Lines containing the word "Diferencia" are to be counted; state their number and nothing further.

____ RECORDS SUPPLIED

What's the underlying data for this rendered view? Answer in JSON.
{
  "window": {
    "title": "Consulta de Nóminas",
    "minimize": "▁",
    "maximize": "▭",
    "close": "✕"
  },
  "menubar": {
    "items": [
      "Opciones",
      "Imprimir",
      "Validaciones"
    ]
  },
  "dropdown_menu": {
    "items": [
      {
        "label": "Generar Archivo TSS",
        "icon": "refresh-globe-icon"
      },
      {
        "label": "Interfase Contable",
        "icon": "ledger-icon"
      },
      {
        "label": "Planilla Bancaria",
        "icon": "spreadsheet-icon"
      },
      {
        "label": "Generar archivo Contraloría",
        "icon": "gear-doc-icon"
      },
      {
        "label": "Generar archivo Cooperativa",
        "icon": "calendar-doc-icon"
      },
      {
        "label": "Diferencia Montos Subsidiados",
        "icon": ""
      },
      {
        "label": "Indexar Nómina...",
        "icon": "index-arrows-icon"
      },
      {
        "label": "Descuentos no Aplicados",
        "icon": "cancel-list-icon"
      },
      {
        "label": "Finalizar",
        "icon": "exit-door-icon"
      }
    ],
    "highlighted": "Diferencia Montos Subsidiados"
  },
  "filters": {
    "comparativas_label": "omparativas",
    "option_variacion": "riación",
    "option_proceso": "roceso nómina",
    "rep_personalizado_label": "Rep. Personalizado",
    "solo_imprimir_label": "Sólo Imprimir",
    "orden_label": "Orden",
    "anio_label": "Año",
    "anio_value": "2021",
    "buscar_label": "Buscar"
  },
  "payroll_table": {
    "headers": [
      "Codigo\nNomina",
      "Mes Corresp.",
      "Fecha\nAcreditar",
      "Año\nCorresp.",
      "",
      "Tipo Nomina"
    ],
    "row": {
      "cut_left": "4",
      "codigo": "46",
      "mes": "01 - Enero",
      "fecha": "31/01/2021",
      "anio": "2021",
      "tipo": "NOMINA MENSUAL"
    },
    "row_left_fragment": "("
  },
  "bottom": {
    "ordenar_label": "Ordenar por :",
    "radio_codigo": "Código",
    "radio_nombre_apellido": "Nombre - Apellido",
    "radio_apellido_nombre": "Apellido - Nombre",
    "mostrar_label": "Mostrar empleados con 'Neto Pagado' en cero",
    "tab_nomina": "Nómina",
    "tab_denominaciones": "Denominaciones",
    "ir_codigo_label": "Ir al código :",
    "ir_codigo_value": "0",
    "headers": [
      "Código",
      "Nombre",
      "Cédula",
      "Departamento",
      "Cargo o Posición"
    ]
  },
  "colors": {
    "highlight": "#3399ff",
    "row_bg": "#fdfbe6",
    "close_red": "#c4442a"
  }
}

________

RESULT OF THE TASK:
2